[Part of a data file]
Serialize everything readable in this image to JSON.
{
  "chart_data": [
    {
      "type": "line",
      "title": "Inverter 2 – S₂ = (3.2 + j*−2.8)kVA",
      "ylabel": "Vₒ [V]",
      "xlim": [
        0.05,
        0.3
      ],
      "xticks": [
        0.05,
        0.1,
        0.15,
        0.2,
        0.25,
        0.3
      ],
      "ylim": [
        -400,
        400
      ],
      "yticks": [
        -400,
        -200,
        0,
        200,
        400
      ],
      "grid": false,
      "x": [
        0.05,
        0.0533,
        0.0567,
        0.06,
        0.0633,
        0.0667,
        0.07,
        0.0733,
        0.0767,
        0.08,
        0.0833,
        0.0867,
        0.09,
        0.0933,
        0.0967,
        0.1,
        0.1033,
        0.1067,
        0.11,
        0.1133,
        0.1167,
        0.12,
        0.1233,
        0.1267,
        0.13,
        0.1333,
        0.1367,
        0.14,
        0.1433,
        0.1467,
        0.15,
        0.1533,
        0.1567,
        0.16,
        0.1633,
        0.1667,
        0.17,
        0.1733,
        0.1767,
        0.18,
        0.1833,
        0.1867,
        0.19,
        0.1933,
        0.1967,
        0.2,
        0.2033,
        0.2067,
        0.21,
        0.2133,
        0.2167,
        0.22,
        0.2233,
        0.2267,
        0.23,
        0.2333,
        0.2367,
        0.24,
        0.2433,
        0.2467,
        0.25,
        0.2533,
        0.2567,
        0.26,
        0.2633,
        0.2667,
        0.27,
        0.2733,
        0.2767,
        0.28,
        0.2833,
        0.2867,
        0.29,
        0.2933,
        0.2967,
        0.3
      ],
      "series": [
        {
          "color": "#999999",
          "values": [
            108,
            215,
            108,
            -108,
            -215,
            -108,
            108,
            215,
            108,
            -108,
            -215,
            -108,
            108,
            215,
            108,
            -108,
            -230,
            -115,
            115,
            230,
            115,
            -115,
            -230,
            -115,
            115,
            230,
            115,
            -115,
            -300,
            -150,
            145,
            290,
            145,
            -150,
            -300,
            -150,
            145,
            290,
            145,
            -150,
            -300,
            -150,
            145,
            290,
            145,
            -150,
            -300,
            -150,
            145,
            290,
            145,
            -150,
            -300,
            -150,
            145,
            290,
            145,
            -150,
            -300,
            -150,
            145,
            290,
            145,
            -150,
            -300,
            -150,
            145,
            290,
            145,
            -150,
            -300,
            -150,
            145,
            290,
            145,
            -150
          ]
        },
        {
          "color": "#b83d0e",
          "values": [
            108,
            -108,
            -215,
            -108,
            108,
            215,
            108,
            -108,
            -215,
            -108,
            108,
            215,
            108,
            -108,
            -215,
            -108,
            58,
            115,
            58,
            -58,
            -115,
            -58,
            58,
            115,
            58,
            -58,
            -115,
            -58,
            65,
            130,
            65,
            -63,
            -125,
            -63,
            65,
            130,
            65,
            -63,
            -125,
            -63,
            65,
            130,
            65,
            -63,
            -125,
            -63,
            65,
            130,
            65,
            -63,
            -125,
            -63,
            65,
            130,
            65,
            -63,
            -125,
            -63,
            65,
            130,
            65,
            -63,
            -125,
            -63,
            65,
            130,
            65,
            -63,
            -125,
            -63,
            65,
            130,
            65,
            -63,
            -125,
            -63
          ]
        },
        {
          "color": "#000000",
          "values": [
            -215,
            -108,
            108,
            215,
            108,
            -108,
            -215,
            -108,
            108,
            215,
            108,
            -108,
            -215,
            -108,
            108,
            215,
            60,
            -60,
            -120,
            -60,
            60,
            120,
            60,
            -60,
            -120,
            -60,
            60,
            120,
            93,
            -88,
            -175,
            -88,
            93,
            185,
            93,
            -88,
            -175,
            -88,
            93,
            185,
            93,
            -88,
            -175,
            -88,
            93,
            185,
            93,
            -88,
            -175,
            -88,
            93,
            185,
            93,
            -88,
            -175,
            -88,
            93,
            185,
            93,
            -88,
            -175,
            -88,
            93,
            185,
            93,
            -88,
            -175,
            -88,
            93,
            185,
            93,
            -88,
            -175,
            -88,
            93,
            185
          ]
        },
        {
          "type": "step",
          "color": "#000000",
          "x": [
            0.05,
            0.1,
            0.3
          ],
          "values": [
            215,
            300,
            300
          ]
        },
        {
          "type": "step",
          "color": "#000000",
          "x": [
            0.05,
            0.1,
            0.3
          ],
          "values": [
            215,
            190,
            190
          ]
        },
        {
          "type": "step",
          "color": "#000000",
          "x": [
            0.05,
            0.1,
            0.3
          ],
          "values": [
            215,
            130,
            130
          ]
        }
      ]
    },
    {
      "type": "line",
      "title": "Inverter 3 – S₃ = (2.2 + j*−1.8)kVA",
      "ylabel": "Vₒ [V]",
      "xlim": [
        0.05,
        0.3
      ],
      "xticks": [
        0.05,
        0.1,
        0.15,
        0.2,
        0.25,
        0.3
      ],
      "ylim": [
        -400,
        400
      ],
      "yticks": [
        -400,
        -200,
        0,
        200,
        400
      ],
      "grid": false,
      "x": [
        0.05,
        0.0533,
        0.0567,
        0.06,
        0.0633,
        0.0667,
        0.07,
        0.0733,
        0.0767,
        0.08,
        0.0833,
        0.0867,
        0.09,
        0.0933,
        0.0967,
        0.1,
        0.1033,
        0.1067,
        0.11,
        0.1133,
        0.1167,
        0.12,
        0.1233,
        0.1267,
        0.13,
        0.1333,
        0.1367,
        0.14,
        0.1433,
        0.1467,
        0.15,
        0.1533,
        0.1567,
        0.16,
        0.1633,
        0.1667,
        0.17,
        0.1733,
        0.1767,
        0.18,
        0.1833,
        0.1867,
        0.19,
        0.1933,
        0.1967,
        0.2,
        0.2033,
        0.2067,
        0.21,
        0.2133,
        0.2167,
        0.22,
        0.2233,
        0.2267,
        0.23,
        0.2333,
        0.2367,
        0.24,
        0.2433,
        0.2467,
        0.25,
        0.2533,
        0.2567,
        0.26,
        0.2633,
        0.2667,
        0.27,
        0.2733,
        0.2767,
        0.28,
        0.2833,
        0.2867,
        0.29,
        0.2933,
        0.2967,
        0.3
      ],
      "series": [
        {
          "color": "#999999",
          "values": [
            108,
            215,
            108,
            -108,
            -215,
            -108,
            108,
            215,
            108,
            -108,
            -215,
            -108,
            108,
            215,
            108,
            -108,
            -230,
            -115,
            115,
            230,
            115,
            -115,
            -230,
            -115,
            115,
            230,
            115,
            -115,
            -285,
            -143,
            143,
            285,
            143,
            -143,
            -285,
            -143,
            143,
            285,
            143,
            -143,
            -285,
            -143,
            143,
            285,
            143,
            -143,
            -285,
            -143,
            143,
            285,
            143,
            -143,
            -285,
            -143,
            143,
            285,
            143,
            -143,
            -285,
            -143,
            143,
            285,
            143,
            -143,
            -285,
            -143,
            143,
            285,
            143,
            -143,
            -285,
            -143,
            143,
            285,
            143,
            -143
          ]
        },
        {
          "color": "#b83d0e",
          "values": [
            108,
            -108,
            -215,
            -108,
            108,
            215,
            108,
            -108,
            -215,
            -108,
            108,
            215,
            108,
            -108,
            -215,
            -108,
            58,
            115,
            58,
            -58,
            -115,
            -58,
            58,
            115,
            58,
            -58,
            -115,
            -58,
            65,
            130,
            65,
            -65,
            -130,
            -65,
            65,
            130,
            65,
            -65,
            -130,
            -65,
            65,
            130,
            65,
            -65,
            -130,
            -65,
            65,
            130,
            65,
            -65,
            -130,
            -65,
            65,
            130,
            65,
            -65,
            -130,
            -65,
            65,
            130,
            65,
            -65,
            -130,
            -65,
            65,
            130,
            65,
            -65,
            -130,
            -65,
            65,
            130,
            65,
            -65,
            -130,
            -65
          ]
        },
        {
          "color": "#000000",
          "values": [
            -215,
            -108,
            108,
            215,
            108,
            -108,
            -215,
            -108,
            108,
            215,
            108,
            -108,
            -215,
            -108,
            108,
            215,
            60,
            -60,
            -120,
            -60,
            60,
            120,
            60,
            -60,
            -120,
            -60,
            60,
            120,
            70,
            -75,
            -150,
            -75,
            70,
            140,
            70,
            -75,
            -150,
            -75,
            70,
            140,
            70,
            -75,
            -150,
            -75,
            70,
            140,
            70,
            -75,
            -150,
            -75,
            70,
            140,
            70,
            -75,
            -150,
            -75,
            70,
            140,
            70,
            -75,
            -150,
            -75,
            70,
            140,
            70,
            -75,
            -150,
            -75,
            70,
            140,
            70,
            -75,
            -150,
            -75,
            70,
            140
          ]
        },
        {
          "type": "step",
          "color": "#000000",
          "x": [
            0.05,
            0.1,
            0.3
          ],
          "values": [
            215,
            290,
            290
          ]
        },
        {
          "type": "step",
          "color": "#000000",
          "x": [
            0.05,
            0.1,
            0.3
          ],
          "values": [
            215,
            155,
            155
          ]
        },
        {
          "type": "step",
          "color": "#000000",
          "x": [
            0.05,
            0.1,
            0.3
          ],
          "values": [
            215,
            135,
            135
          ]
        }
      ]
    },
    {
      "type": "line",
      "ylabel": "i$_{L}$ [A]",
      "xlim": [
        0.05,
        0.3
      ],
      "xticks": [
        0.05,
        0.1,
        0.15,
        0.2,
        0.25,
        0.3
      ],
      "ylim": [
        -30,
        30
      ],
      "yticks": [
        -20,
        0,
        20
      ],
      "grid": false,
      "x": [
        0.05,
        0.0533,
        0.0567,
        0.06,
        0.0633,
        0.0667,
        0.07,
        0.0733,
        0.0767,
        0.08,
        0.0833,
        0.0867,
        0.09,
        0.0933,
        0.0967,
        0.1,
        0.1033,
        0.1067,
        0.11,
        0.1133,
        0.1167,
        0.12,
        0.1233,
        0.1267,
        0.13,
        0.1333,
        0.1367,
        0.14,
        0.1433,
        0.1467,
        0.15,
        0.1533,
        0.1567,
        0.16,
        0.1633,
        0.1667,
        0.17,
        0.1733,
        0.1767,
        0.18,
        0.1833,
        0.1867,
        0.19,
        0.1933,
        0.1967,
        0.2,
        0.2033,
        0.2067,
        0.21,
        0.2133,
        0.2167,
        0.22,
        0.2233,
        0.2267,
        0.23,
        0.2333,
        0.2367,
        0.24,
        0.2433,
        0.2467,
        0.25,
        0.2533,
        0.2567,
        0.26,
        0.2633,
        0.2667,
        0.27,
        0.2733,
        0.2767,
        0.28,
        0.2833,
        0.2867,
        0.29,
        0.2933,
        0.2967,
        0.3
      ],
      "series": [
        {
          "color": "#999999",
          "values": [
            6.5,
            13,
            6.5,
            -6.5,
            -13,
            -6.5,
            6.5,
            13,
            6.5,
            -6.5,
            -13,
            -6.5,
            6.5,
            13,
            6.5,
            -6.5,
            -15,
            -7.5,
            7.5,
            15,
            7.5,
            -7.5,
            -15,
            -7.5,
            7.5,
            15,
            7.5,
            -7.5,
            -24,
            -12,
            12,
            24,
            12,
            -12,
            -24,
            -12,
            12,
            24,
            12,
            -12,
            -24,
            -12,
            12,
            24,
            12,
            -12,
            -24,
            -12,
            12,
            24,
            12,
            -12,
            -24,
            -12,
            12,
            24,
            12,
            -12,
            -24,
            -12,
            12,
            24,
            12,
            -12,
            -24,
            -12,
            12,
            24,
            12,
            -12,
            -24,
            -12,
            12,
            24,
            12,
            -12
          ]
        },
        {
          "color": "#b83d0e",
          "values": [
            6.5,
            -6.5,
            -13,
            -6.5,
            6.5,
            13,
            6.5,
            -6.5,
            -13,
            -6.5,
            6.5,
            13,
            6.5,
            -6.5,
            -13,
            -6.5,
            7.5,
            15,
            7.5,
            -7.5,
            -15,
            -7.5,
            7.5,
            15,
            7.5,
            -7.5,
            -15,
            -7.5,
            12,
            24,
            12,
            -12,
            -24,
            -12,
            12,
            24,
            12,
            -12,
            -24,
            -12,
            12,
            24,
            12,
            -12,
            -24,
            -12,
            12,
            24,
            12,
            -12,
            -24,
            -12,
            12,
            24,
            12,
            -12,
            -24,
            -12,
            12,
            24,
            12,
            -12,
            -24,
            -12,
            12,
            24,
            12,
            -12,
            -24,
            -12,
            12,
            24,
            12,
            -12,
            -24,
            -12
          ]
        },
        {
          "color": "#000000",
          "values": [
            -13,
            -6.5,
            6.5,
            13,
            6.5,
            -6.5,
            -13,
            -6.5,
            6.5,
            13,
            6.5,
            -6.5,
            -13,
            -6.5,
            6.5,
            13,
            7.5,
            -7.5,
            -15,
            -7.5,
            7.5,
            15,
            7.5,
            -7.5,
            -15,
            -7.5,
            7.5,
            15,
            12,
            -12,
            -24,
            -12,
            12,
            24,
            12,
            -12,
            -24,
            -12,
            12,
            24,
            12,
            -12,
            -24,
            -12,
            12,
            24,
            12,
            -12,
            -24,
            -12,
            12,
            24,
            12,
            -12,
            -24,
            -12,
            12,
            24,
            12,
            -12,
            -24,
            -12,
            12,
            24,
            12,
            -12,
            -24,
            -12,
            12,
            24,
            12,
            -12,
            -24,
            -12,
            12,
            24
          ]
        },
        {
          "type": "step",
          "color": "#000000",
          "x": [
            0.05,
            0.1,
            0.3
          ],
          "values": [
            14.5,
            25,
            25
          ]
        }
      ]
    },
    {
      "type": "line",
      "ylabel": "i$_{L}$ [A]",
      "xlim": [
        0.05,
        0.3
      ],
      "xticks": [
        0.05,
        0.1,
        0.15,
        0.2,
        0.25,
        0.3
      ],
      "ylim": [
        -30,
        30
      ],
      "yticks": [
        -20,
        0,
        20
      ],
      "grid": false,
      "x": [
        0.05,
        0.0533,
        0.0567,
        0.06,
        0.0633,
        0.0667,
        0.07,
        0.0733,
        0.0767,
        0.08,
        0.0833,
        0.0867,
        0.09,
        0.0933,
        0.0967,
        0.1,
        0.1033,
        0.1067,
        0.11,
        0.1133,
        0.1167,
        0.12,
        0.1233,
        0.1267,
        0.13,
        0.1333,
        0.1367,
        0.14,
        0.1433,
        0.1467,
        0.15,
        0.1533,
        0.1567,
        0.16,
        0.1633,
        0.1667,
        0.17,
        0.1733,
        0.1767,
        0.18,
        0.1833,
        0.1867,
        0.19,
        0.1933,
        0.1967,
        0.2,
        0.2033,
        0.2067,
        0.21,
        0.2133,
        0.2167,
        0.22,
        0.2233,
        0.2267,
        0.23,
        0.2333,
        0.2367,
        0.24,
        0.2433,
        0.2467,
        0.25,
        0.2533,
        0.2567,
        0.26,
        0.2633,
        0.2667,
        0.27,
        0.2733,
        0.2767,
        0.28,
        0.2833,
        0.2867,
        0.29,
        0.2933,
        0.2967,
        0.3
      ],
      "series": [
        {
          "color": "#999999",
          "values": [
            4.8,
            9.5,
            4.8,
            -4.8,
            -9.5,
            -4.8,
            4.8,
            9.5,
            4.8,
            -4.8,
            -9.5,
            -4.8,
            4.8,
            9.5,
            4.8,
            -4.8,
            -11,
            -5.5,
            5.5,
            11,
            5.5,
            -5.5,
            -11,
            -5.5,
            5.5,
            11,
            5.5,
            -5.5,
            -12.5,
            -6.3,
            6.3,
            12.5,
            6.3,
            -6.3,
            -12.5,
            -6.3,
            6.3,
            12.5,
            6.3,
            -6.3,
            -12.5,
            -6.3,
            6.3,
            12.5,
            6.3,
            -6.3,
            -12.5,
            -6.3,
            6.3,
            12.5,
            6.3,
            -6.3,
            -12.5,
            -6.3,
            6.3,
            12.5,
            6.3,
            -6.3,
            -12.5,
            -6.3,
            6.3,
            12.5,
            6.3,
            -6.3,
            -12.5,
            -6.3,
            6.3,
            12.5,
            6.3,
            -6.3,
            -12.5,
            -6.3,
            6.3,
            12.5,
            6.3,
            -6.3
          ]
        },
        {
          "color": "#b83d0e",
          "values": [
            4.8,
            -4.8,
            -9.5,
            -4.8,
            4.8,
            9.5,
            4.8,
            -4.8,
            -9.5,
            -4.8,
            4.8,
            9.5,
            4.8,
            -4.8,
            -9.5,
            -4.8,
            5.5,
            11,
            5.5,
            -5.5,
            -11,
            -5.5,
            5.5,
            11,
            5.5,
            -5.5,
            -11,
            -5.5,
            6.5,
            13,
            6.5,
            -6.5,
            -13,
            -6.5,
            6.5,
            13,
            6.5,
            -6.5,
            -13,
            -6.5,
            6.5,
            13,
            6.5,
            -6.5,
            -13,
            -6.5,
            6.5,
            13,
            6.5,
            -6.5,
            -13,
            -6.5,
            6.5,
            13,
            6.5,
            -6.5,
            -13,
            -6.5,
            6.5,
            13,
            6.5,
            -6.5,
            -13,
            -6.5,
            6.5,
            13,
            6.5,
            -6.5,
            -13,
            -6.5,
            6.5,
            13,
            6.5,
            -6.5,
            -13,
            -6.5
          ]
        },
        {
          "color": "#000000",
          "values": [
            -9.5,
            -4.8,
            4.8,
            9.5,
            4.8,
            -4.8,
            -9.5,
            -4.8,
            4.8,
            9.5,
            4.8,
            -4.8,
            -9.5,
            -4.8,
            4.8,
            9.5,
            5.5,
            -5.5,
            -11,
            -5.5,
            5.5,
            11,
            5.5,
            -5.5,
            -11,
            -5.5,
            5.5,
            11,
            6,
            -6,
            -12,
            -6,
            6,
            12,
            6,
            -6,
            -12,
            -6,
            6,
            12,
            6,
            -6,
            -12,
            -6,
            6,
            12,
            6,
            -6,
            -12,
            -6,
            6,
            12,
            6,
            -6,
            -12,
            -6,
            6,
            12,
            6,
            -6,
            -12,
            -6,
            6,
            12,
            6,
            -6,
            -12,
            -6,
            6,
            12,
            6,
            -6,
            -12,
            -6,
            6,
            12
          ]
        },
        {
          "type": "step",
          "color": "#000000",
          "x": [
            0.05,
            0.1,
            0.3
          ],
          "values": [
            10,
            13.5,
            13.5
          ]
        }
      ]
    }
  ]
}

--- Task details ---
Copy out every line from the records that has the word "Inverter".

--- Solution to the problem ---
      "title": "Inverter 2 – S₂ = (3.2 + j*−2.8)kVA",
      "title": "Inverter 3 – S₃ = (2.2 + j*−1.8)kVA",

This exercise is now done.